** Opening Provided text block **

Sunday, June 5, 2016

The False in Their Stars: ME BEFORE YOU


Me Before You is a polished Hollywood tearjerker, a romantic drama ready to load up the sentimentality necessary to manipulate every last drop from its audience’s eyes. What it doesn’t have is the touch of grit needed to sell its pain. This British romantic drama is smooth and warm, the sort of sturdy, composed, and cautious studio effort that’s a tad too reserved to get the job done, but awfully pleasant as it goes. The movie, adapted by Jojo Moyes from her novel of the same name, is about Lou (Game of Thrones Emilia Clarke), a young woman who desperately needs a job to take care of her poor family. Her dad’s out of work and her older sister is a single mother trying to go back to school. They’re in bad financial shape. So it’s a good thing a job placement service gets her connected with a local rich couple (Janet McTeer and Charles Dance) looking for a caretaker for their son, Will (Hunger Games’ Sam Claflin), who was an active young gent before he was paralyzed in an accident two years prior.

** Closing Provided text block **
** Opening Dataset records block **

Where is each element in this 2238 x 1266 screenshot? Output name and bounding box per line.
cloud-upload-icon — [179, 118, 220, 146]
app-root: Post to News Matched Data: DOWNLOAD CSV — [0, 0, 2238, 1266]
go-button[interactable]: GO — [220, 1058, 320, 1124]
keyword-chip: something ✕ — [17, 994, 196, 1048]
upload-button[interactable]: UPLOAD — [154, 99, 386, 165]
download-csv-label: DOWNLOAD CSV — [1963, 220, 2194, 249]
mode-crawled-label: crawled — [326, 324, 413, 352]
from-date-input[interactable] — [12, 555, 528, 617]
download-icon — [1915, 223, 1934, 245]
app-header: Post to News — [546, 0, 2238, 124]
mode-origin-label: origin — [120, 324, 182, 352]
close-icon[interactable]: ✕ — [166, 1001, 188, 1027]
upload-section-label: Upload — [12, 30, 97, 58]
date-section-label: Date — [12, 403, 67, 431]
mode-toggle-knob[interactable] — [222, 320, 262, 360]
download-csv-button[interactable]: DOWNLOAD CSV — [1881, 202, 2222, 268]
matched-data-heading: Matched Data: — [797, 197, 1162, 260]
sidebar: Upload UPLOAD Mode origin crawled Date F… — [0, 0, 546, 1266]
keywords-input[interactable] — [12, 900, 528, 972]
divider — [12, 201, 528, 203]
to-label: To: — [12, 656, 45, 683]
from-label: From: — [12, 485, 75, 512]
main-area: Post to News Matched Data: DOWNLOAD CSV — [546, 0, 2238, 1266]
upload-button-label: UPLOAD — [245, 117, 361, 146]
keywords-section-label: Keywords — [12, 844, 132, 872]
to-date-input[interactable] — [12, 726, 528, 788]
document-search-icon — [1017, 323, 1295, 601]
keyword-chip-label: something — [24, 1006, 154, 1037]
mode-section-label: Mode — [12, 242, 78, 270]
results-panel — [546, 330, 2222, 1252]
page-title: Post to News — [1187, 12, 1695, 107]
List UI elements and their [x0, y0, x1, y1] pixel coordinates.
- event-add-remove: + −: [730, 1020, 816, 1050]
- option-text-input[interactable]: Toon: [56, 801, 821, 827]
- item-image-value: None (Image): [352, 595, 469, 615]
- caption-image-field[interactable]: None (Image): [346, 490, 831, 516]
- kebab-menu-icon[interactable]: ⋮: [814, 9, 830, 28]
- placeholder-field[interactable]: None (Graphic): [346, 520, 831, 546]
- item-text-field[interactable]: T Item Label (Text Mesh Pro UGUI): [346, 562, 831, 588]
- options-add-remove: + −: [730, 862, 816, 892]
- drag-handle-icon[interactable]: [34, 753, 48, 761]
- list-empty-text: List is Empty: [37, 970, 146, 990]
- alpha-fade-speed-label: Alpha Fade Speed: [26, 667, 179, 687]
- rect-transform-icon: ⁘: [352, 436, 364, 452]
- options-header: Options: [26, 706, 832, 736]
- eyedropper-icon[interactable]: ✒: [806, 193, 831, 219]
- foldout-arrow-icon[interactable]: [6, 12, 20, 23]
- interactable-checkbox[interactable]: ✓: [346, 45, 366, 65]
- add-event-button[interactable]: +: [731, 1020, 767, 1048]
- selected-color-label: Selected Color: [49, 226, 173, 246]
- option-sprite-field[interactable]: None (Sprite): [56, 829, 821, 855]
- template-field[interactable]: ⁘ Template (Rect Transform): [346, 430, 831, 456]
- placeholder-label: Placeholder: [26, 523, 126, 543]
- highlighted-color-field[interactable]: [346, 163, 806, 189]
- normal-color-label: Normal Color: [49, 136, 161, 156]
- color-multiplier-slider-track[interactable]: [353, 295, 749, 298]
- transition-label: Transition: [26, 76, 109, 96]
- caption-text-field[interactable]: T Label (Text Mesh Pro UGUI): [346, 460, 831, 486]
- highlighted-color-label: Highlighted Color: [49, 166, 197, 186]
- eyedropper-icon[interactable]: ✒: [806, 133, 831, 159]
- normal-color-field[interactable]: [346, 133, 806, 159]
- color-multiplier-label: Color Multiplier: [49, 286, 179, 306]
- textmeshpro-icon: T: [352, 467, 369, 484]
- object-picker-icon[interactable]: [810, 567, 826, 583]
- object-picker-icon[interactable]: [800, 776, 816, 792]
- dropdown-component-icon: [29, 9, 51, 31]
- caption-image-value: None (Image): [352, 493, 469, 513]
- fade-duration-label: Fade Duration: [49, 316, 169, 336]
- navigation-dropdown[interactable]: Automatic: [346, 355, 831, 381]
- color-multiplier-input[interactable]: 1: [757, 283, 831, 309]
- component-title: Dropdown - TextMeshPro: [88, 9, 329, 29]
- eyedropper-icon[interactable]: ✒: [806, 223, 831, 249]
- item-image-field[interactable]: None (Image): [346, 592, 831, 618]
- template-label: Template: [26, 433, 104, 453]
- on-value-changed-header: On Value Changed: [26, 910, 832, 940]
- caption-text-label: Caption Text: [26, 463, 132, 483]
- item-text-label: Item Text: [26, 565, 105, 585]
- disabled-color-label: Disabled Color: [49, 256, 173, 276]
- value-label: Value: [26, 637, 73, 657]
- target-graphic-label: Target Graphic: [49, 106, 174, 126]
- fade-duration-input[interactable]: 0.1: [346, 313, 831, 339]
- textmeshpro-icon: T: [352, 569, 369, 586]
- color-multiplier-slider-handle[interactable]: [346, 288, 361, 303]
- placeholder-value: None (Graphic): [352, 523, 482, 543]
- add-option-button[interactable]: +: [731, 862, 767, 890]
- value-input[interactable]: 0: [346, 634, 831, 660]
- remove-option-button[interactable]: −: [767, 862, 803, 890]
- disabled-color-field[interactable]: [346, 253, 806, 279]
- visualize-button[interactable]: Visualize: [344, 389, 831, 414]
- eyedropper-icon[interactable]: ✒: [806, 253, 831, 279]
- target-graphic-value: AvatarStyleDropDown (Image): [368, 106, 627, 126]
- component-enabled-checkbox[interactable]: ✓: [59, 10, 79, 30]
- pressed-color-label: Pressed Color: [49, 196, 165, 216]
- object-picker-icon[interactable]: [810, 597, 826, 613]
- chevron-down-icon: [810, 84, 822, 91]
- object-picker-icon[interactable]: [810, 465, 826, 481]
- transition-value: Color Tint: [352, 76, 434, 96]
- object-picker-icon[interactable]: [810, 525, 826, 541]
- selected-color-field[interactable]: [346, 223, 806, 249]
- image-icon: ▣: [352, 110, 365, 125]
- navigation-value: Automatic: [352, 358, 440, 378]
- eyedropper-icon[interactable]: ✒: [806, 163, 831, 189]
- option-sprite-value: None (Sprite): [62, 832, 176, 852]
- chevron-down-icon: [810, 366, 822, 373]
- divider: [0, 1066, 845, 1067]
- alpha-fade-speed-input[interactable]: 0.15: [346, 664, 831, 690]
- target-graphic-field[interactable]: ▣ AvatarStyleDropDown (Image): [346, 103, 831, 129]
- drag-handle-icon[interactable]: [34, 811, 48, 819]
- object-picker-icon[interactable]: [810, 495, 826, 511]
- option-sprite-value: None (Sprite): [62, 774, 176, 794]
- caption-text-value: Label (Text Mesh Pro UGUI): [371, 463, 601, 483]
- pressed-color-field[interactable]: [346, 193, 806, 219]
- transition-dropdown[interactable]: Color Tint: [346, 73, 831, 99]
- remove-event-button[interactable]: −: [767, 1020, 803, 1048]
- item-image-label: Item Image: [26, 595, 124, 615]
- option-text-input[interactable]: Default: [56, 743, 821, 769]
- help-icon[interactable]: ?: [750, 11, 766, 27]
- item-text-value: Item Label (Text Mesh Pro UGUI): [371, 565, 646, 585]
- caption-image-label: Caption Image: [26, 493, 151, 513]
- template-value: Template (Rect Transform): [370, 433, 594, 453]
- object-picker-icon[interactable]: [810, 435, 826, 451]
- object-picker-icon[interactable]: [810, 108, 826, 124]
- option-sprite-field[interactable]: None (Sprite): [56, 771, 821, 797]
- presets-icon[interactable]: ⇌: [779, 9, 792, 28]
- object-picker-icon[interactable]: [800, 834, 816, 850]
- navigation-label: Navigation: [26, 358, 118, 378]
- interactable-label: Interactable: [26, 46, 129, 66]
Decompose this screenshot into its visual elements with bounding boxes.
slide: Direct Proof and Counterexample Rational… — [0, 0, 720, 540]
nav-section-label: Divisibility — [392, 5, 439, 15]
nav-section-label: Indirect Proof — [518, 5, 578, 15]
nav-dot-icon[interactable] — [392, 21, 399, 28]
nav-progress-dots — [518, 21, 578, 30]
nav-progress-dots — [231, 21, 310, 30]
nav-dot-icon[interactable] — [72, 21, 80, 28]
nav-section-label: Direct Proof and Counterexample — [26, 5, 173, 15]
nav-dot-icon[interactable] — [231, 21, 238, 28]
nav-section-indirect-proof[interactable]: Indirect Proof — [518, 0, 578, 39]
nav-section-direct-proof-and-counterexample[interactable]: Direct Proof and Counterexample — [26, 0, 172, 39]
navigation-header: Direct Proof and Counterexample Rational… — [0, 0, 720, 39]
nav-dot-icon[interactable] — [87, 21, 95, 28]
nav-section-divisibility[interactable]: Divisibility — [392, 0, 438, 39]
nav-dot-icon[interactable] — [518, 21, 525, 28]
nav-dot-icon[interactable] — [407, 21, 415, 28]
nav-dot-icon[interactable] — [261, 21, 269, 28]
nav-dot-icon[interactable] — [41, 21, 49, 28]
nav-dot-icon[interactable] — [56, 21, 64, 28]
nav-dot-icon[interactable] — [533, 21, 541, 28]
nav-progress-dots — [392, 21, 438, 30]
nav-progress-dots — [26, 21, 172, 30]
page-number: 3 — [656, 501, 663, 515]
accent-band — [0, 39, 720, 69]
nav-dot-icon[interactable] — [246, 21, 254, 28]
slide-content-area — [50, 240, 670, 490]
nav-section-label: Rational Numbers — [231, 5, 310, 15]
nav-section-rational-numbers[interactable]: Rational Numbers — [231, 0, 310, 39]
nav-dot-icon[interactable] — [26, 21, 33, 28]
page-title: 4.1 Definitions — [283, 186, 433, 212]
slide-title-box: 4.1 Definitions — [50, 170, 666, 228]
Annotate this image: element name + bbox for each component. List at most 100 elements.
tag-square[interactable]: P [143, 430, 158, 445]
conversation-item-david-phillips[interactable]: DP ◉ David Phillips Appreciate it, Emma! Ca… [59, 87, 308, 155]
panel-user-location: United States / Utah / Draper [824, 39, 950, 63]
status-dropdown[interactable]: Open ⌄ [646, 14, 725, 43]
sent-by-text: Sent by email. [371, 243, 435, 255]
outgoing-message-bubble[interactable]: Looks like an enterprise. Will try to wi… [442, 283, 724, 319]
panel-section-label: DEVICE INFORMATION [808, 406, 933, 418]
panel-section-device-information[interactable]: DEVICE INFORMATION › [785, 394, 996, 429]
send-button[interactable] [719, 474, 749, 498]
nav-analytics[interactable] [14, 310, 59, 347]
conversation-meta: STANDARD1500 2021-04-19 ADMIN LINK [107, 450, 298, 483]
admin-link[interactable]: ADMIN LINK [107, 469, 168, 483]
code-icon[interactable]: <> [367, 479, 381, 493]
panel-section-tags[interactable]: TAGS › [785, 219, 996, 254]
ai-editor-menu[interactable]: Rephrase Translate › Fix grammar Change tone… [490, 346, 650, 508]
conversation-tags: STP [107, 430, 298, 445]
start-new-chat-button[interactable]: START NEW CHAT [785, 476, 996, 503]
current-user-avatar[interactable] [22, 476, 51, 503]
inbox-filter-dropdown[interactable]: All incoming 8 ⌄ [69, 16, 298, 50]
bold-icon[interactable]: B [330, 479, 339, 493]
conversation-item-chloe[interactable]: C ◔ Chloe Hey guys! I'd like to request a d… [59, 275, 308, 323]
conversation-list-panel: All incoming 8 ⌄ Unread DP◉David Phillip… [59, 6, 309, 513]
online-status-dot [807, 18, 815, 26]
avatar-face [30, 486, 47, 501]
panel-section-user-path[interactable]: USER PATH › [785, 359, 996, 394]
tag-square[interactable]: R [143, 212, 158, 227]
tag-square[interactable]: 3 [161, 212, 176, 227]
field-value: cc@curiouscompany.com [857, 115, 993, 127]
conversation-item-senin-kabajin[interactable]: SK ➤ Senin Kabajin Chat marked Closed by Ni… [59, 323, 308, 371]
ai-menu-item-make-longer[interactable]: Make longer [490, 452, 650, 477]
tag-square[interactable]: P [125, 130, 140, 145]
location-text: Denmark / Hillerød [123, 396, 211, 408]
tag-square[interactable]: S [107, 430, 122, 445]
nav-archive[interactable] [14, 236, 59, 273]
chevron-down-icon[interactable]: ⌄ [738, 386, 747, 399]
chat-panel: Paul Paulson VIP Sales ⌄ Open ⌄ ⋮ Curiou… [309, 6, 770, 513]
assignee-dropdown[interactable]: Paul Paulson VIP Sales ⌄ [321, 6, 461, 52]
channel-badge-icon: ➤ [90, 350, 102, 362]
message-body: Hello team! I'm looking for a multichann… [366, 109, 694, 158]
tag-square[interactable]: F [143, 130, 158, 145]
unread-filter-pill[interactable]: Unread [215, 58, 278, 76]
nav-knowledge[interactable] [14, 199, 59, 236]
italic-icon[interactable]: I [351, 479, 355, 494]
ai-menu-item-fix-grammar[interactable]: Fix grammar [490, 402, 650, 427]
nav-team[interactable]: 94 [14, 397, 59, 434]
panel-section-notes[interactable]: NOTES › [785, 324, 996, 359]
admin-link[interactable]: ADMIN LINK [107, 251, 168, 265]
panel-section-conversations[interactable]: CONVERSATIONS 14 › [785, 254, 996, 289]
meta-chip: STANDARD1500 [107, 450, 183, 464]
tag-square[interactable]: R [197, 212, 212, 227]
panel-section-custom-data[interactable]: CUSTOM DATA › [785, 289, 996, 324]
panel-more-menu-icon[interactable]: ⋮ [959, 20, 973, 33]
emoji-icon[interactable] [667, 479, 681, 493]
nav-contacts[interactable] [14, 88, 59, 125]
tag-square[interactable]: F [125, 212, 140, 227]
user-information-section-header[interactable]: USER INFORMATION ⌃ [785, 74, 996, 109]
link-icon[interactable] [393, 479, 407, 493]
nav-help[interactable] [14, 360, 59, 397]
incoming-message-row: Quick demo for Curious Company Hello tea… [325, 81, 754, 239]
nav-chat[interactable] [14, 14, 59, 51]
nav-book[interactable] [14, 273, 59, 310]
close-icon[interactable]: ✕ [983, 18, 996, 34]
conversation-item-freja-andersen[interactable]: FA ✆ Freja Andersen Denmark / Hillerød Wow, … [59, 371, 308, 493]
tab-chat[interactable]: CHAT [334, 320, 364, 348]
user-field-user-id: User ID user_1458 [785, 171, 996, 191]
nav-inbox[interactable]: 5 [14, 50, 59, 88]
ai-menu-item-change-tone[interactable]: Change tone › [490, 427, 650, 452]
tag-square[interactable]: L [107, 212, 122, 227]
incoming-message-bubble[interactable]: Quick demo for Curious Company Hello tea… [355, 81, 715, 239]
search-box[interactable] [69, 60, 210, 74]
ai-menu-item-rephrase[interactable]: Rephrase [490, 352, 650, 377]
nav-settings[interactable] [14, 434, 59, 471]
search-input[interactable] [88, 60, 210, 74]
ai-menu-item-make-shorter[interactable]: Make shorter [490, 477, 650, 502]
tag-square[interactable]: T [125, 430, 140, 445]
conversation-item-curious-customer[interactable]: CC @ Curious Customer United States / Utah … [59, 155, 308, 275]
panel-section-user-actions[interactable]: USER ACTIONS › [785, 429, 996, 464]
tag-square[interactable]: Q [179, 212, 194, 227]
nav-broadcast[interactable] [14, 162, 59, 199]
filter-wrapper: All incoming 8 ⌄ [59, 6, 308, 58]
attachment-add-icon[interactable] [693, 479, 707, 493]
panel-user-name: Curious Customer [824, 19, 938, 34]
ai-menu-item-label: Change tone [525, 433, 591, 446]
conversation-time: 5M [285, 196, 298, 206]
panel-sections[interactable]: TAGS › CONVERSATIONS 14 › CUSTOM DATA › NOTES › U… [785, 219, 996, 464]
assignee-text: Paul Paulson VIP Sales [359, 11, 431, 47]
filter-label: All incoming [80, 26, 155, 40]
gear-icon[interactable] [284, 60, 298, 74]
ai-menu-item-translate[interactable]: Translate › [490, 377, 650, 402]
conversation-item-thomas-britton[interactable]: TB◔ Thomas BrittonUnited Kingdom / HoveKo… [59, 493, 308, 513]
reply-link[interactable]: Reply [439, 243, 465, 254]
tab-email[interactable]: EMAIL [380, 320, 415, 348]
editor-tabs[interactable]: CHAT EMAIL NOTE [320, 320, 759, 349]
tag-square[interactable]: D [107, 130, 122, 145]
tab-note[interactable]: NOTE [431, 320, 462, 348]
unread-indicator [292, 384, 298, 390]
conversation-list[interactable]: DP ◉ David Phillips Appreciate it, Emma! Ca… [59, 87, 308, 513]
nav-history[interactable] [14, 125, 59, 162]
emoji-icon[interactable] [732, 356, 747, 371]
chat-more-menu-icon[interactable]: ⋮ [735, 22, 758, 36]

** Closing Dataset records block **

**Questions to answer**
1. Decide whether each statement agrees with the Me Before You review, answering yes or no and quoting the deciding words: (a) Jojo Moyes adapted the movie from her own novel; (b) Lou's father has a steady job; (c) Will was paralyzed in an accident three years earlier.
2. Pick up the Me Before You review after its last sentence and continue it.

**Results for each task**
1.
(a) Yes: "adapted by Jojo Moyes from her novel of the same name"
(b) No: "Her dad’s out of work"
(c) No: "paralyzed in an accident two years prior"

2.
Calling it a romantic drama tips its hand. It is a movie where the characters can’t see what the audience can plainly tell. It’s obvious where the whole thing’s headed. The result is just waiting around for the people involved to catch up and realize what genre they’re playing in: the doomed romance with a medical bent, like Love Story and The Fault in Our Stars before it. At first Will, depressed and unhappily resigned to his quadriplegic status, is prickly and unhappy about his latest caretaker. His home health aide (Stephen Peacocke) is to take care of the bathing and changing. It’s Lou’s job to simply keep him company and make sure he gets regular activity and medication. She’s plucky enough and charming enough that eventually, despite his best efforts, he doesn’t mind having her around. The brewing affection between the two of them is inevitable, but still touching. A great deal of the appeal rests with Emilia Clarke, who plays sweet and adorable, crinkling her face, wearing primary colors and floral patterns, putting on a chipper smile day after day. She’s clearly the ray of sunshine his gloomy outlook needs.

From cautious, tentative friendship to full on flirtation, the relationship becomes meaningful for both. Interestingly, it never quite becomes as romantic as you might suspect, as Will keeps Lou at a slight distance even when they’re at their closest. He feels inadequate, still mourning his mobility, feeling trapped because he can’t move anything below his neck. This has the unfortunate side effect of allowing the movie to treat a person with disabilities as if he’s a diminished person. Some characters ask if he’ll be getting back to work, but he’ll hear none of it. He’s simply too frustrated. No matter how happy being around Lou makes him, it won’t make up for his traumatic injuries. It allows his disability and his depression to become one, and incurable, as if it’s inherently a fate worse than death, while turning him into only an object by which her story of self-empowerment is enabled. Even in its loveliest moments – a spin on the dance floor, she in his lap while the camera is locked on the side of the wheelchair – it doesn’t stop bumping up against what it falsely perceives as limits to his ability to have a “normal” life.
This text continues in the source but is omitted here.